**WRITTEN PROBLEM**: Repeat each record below exactly as given.

--- Start ---

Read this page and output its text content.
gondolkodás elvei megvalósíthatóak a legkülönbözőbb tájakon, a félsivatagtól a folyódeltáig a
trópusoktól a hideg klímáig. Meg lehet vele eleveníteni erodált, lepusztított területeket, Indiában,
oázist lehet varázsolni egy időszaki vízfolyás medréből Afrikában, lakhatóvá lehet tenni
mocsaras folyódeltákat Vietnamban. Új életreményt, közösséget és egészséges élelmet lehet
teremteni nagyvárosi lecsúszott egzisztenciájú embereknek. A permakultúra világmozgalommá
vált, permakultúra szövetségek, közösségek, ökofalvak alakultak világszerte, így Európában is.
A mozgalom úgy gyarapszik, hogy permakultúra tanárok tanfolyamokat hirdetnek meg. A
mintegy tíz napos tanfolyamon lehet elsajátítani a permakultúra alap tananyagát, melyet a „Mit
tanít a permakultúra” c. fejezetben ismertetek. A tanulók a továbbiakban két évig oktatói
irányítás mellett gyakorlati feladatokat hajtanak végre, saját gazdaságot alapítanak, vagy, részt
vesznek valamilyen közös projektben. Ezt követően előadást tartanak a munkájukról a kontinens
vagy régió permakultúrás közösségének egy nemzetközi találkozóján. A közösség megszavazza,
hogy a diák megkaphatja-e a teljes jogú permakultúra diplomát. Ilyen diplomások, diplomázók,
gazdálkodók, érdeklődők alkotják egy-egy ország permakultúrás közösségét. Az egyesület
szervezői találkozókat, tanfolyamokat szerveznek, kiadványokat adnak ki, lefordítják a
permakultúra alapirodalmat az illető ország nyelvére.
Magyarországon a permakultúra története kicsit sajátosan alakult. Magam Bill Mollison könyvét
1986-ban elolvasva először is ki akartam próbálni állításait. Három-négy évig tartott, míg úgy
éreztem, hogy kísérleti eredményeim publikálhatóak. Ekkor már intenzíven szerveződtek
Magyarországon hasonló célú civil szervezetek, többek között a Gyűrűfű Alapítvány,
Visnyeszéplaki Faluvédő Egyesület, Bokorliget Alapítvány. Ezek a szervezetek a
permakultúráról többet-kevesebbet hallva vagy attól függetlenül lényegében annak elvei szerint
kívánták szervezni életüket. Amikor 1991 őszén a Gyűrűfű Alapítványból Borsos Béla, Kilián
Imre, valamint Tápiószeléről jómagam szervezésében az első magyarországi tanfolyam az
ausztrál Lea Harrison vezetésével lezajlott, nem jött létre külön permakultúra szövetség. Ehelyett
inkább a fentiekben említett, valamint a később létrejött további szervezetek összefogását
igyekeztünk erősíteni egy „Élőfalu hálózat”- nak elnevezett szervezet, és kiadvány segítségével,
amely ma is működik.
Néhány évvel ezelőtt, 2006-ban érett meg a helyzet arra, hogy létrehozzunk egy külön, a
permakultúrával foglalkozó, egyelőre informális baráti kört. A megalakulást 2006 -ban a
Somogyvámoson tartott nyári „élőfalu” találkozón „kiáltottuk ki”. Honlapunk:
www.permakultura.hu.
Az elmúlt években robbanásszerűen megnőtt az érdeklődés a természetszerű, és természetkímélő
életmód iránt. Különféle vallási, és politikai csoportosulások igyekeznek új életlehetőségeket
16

--- End ---

**TASK OUTPUT**:
Read this page and output its text content.
gondolkodás elvei megvalósíthatóak a legkülönbözőbb tájakon, a félsivatagtól a folyódeltáig a
trópusoktól a hideg klímáig. Meg lehet vele eleveníteni erodált, lepusztított területeket, Indiában,
oázist lehet varázsolni egy időszaki vízfolyás medréből Afrikában, lakhatóvá lehet tenni
mocsaras folyódeltákat Vietnamban. Új életreményt, közösséget és egészséges élelmet lehet
teremteni nagyvárosi lecsúszott egzisztenciájú embereknek. A permakultúra világmozgalommá
vált, permakultúra szövetségek, közösségek, ökofalvak alakultak világszerte, így Európában is.
A mozgalom úgy gyarapszik, hogy permakultúra tanárok tanfolyamokat hirdetnek meg. A
mintegy tíz napos tanfolyamon lehet elsajátítani a permakultúra alap tananyagát, melyet a „Mit
tanít a permakultúra” c. fejezetben ismertetek. A tanulók a továbbiakban két évig oktatói
irányítás mellett gyakorlati feladatokat hajtanak végre, saját gazdaságot alapítanak, vagy, részt
vesznek valamilyen közös projektben. Ezt követően előadást tartanak a munkájukról a kontinens
vagy régió permakultúrás közösségének egy nemzetközi találkozóján. A közösség megszavazza,
hogy a diák megkaphatja-e a teljes jogú permakultúra diplomát. Ilyen diplomások, diplomázók,
gazdálkodók, érdeklődők alkotják egy-egy ország permakultúrás közösségét. Az egyesület
szervezői találkozókat, tanfolyamokat szerveznek, kiadványokat adnak ki, lefordítják a
permakultúra alapirodalmat az illető ország nyelvére.
Magyarországon a permakultúra története kicsit sajátosan alakult. Magam Bill Mollison könyvét
1986-ban elolvasva először is ki akartam próbálni állításait. Három-négy évig tartott, míg úgy
éreztem, hogy kísérleti eredményeim publikálhatóak. Ekkor már intenzíven szerveződtek
Magyarországon hasonló célú civil szervezetek, többek között a Gyűrűfű Alapítvány,
Visnyeszéplaki Faluvédő Egyesület, Bokorliget Alapítvány. Ezek a szervezetek a
permakultúráról többet-kevesebbet hallva vagy attól függetlenül lényegében annak elvei szerint
kívánták szervezni életüket. Amikor 1991 őszén a Gyűrűfű Alapítványból Borsos Béla, Kilián
Imre, valamint Tápiószeléről jómagam szervezésében az első magyarországi tanfolyam az
ausztrál Lea Harrison vezetésével lezajlott, nem jött létre külön permakultúra szövetség. Ehelyett
inkább a fentiekben említett, valamint a később létrejött további szervezetek összefogását
igyekeztünk erősíteni egy „Élőfalu hálózat”- nak elnevezett szervezet, és kiadvány segítségével,
amely ma is működik.
Néhány évvel ezelőtt, 2006-ban érett meg a helyzet arra, hogy létrehozzunk egy külön, a
permakultúrával foglalkozó, egyelőre informális baráti kört. A megalakulást 2006 -ban a
Somogyvámoson tartott nyári „élőfalu” találkozón „kiáltottuk ki”. Honlapunk:
www.permakultura.hu.
Az elmúlt években robbanásszerűen megnőtt az érdeklődés a természetszerű, és természetkímélő
életmód iránt. Különféle vallási, és politikai csoportosulások igyekeznek új életlehetőségeket
16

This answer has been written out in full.